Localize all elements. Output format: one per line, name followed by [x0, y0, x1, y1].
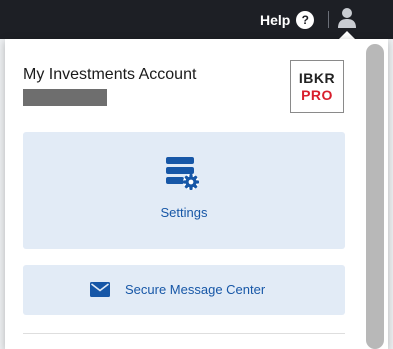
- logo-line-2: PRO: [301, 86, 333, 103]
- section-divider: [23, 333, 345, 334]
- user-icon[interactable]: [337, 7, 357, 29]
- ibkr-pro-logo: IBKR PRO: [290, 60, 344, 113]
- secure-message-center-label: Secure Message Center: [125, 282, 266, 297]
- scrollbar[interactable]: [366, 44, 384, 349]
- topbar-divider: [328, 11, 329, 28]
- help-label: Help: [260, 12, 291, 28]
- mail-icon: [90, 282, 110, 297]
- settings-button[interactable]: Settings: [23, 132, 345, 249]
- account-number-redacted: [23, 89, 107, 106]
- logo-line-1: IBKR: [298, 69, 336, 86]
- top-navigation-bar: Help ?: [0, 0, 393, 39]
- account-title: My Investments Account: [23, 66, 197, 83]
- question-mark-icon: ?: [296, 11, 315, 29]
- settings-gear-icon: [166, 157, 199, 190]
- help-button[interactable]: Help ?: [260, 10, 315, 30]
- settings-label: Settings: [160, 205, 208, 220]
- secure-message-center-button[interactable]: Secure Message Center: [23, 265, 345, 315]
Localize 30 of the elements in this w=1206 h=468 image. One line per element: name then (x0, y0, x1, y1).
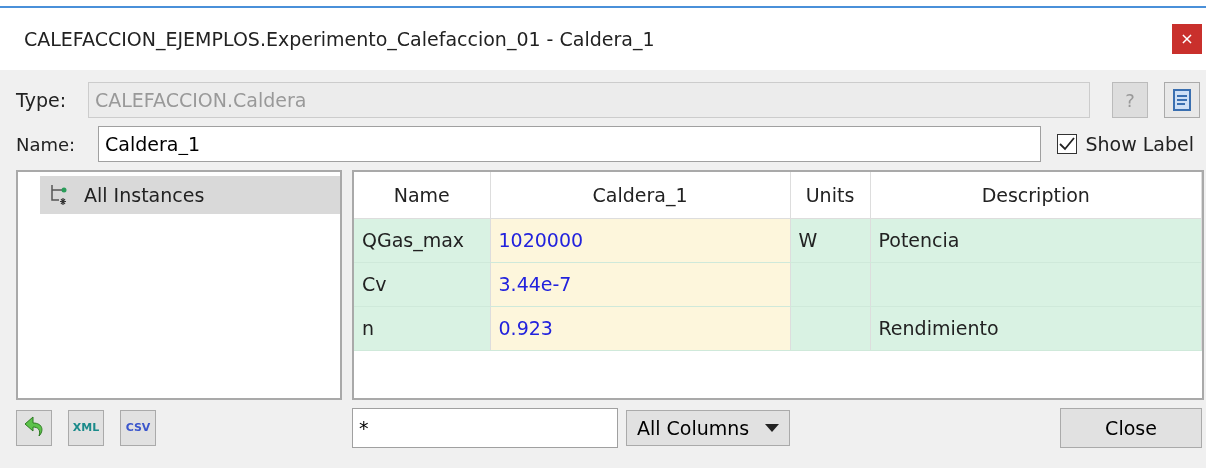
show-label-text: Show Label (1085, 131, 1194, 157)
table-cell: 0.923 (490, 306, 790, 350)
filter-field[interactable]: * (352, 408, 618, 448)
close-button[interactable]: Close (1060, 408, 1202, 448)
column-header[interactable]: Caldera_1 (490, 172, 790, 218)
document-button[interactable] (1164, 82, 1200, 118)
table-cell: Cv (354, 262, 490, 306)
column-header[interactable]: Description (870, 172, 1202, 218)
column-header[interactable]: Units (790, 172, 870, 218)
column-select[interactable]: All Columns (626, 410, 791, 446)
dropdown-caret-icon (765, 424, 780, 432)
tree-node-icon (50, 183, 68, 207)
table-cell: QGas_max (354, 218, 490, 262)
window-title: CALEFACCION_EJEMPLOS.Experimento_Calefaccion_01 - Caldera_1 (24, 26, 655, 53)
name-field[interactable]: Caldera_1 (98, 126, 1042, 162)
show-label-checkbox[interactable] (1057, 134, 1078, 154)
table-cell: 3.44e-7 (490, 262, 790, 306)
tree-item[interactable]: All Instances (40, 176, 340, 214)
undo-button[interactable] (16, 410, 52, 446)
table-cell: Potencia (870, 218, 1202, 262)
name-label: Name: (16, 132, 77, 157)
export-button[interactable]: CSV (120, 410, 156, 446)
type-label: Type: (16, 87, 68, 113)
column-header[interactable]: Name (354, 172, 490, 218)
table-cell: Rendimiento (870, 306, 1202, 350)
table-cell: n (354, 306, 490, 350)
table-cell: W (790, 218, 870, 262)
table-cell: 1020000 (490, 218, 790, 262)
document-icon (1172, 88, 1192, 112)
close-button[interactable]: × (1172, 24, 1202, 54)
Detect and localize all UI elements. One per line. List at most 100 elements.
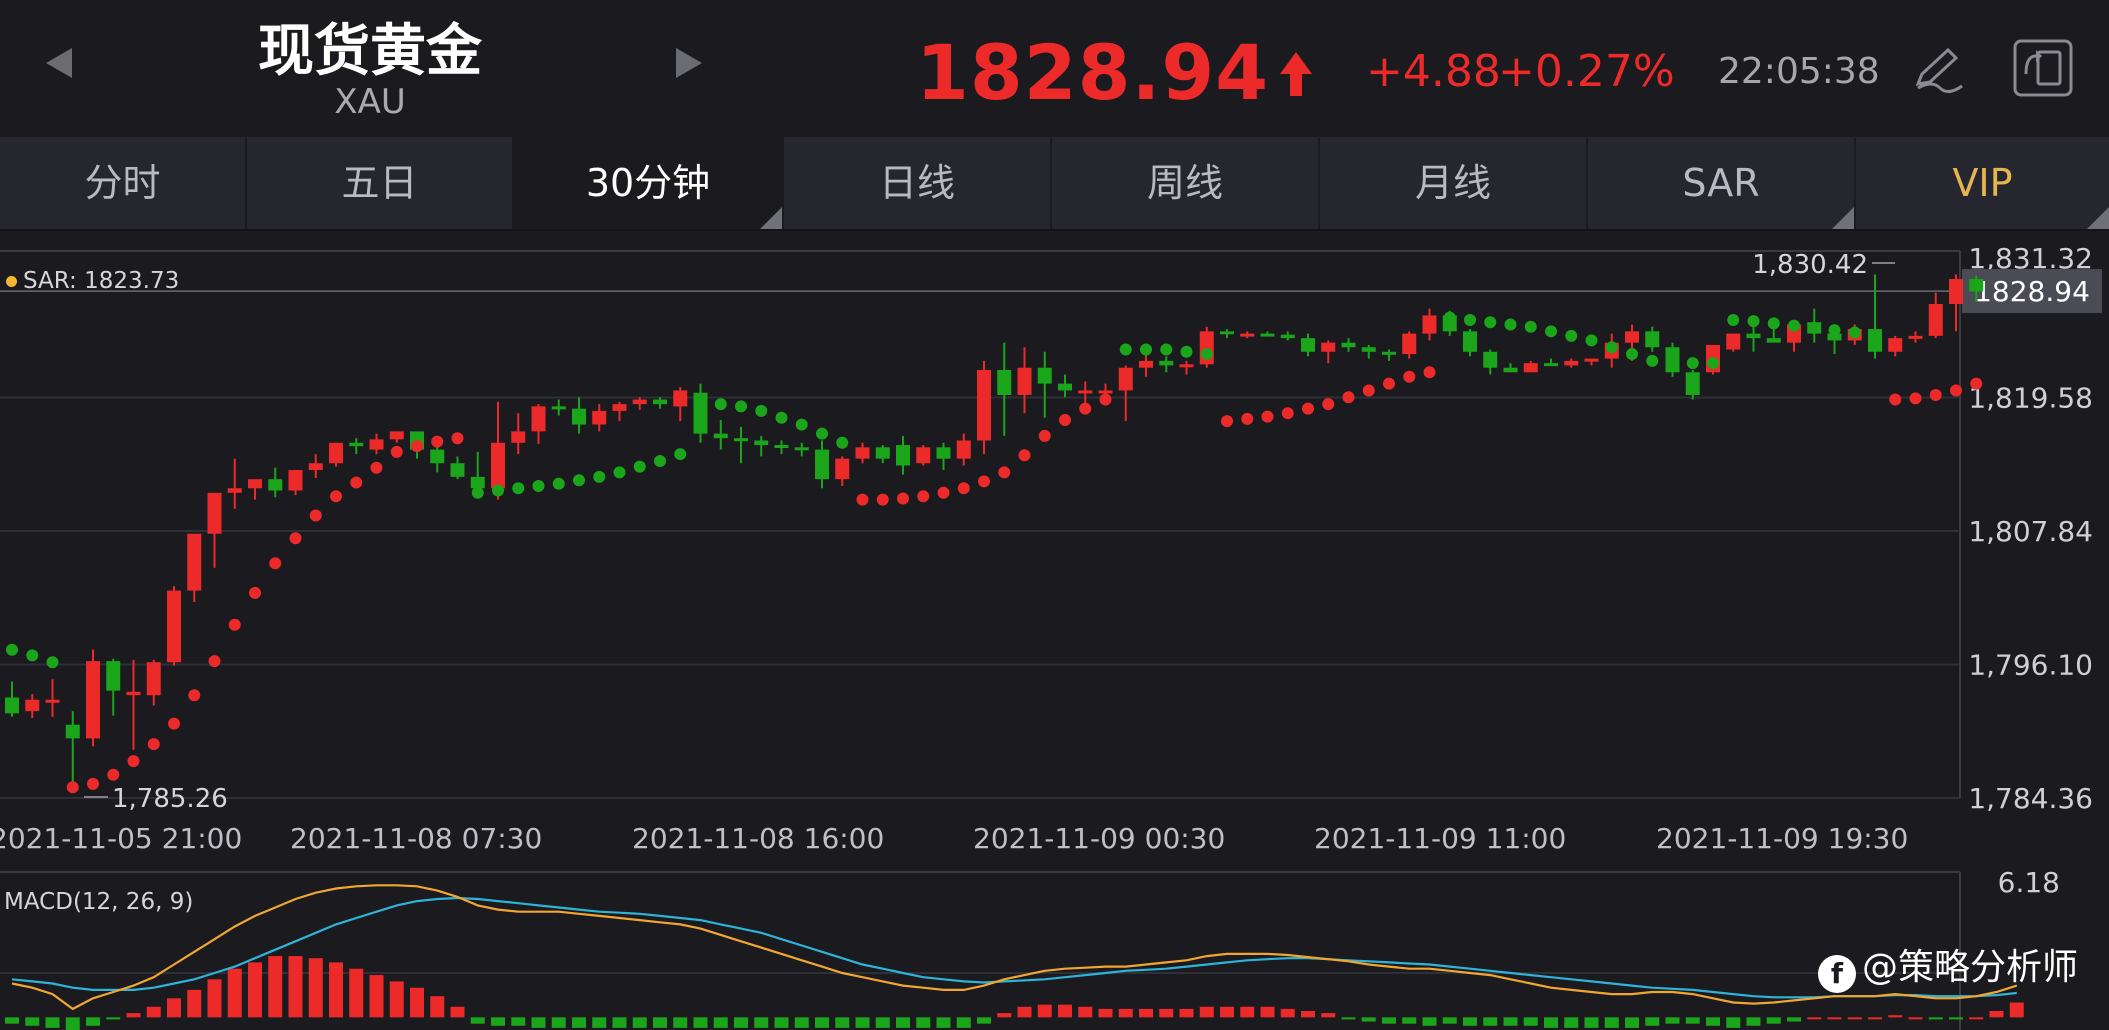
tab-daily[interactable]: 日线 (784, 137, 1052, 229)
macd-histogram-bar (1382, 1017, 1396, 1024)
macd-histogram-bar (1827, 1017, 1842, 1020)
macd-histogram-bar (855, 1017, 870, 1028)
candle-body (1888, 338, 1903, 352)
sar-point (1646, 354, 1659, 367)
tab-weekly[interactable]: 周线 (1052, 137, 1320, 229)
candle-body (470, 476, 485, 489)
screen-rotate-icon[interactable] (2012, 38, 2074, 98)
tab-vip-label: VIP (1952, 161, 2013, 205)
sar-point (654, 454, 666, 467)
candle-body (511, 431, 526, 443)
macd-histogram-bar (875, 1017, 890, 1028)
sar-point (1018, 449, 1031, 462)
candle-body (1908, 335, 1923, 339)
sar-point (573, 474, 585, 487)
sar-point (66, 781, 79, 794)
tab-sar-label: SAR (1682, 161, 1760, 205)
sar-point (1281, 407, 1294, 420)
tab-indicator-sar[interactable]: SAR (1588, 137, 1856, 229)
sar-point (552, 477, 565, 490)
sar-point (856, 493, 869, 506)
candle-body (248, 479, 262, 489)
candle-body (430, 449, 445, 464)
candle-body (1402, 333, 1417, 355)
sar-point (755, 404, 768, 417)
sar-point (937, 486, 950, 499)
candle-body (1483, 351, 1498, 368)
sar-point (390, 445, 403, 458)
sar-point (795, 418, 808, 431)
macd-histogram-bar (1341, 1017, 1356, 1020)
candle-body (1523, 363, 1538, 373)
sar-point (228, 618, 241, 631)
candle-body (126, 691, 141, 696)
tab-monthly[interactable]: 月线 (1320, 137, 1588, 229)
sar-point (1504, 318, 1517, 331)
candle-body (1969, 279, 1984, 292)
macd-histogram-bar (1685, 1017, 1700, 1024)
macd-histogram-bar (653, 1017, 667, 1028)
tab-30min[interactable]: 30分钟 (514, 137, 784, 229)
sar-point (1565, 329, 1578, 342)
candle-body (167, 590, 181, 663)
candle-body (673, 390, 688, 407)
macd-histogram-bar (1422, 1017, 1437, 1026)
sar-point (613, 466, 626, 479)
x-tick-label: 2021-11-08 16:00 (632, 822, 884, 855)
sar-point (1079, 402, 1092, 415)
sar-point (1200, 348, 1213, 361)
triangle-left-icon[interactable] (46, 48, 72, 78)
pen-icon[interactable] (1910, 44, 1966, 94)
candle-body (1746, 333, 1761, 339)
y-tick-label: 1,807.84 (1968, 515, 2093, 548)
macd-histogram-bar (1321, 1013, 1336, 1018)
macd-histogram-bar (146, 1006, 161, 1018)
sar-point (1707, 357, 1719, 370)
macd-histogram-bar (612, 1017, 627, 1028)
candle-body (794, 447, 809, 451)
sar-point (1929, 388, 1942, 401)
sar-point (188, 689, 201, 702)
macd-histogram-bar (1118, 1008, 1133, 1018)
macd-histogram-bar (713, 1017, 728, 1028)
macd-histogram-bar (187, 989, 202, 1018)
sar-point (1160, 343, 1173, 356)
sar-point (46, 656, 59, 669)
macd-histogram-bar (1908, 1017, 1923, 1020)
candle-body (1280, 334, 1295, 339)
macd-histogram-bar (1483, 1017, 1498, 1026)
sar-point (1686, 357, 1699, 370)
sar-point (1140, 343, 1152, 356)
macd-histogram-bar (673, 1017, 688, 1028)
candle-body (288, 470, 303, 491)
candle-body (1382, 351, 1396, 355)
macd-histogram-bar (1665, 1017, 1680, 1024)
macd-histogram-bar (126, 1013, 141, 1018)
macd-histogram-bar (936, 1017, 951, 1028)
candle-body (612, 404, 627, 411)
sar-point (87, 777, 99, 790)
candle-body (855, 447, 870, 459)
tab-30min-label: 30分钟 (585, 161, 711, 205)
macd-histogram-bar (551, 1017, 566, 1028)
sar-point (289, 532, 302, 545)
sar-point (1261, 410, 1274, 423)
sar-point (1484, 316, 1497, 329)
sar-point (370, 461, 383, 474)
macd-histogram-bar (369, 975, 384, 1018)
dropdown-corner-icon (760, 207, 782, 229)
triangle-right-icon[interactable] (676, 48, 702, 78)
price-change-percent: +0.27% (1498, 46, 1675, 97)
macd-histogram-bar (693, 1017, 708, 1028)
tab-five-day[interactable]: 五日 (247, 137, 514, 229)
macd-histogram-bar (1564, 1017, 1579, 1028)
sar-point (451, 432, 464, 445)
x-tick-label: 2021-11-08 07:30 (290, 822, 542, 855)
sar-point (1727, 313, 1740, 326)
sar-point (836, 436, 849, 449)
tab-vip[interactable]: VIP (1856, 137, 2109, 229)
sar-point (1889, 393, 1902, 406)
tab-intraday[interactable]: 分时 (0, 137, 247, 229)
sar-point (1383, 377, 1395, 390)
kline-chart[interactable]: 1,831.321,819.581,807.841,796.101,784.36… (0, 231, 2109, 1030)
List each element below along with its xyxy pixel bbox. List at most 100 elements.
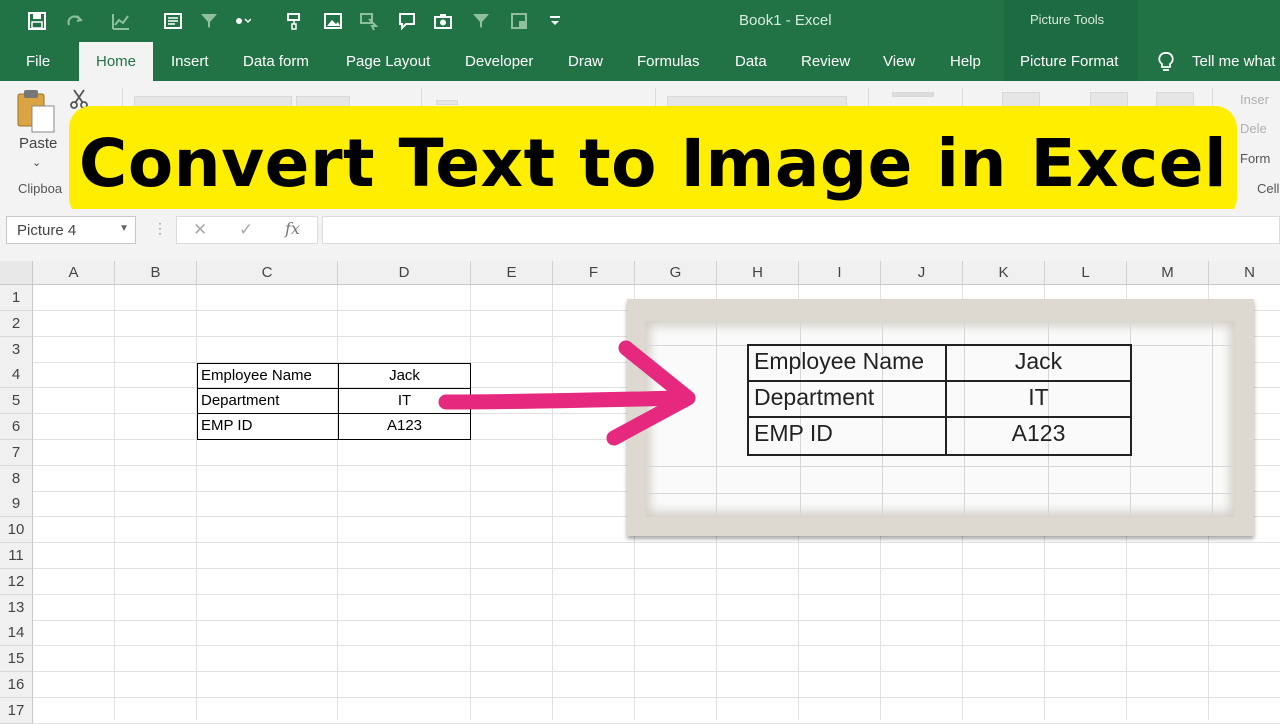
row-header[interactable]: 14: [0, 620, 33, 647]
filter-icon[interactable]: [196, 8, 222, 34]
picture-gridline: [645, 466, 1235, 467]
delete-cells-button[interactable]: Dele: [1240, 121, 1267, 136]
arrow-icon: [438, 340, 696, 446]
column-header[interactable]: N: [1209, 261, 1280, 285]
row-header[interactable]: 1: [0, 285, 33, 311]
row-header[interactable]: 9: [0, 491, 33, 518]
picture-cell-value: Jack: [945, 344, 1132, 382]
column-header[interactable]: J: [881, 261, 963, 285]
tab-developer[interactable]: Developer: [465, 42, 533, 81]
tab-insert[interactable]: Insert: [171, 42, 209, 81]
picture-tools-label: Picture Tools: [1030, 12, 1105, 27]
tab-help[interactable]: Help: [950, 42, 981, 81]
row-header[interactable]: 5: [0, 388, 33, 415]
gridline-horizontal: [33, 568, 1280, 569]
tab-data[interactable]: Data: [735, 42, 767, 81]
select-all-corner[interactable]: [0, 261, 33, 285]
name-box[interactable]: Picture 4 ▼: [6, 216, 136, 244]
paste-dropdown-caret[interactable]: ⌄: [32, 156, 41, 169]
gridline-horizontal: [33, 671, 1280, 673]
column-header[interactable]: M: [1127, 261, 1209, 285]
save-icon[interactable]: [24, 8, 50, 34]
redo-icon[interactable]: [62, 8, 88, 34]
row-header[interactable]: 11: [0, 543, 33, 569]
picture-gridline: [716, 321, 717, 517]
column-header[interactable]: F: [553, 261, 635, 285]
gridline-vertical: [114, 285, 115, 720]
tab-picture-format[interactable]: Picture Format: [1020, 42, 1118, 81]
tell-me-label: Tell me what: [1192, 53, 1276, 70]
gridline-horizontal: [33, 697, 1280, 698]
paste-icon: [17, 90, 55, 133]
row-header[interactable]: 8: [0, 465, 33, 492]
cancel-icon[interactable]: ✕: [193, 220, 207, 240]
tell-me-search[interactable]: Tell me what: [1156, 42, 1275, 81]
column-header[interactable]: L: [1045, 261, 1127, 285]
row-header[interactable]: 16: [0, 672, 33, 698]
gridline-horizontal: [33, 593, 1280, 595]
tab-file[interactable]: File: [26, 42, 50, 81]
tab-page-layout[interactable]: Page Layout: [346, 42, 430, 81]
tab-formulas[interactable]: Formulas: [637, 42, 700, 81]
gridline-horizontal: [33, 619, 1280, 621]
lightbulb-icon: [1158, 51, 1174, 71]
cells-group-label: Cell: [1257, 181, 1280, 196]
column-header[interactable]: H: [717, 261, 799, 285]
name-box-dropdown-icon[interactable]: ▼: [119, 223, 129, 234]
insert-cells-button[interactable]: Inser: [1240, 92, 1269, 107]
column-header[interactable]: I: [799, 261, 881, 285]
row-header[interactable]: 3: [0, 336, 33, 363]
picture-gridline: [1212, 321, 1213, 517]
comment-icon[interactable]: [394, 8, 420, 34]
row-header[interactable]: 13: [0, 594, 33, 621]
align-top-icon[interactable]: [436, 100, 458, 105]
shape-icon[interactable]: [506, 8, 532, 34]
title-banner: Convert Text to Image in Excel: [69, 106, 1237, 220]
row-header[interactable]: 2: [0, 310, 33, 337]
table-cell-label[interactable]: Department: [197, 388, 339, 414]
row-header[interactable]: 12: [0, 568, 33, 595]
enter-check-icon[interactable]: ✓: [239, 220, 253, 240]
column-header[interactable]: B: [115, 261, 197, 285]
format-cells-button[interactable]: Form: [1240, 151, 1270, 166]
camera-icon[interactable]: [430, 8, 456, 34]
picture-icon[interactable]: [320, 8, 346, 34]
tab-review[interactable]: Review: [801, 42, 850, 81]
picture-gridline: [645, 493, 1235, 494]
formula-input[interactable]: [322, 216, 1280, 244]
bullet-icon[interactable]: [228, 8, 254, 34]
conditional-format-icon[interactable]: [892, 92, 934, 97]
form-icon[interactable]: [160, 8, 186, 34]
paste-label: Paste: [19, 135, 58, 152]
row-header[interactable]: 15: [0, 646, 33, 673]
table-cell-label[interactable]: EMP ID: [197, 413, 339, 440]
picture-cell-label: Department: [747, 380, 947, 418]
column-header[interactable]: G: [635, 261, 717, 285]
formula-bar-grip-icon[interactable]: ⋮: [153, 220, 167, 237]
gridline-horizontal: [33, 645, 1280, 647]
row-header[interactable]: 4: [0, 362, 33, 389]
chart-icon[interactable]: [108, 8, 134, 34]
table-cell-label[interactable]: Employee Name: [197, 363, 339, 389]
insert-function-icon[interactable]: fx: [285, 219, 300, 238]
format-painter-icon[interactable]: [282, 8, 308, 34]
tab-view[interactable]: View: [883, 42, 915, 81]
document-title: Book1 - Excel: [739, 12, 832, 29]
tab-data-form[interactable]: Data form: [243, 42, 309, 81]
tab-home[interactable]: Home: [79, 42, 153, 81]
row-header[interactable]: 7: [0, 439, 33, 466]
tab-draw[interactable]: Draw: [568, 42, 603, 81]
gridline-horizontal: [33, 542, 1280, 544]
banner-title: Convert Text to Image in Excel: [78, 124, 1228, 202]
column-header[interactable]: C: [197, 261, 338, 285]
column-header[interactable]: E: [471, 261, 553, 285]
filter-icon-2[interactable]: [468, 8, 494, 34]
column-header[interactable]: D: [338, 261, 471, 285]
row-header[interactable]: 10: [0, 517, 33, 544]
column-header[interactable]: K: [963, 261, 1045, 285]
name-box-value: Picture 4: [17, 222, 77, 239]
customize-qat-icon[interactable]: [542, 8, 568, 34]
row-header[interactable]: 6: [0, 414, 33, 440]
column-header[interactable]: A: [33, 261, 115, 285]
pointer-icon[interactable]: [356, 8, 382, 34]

----

REQUIRED TASK – Render the lines from the one containing "row-header[interactable]: 14: [0, 620, 33, 647]" through the one containing "tab-developer[interactable]: Developer: [465, 42, 533, 81]", both included, as a JSON list of strings with one string per line and blank lines omitted.

TASK SOLUTION –
[
  "row-header[interactable]: 14: [0, 620, 33, 647]",
  "filter-icon[interactable]: [196, 8, 222, 34]",
  "picture-gridline: [645, 466, 1235, 467]",
  "delete-cells-button[interactable]: Dele: [1240, 121, 1267, 136]",
  "arrow-icon: [438, 340, 696, 446]",
  "column-header[interactable]: N: [1209, 261, 1280, 285]",
  "row-header[interactable]: 1: [0, 285, 33, 311]",
  "row-header[interactable]: 9: [0, 491, 33, 518]",
  "picture-cell-value: Jack: [945, 344, 1132, 382]",
  "column-header[interactable]: J: [881, 261, 963, 285]",
  "tab-developer[interactable]: Developer: [465, 42, 533, 81]"
]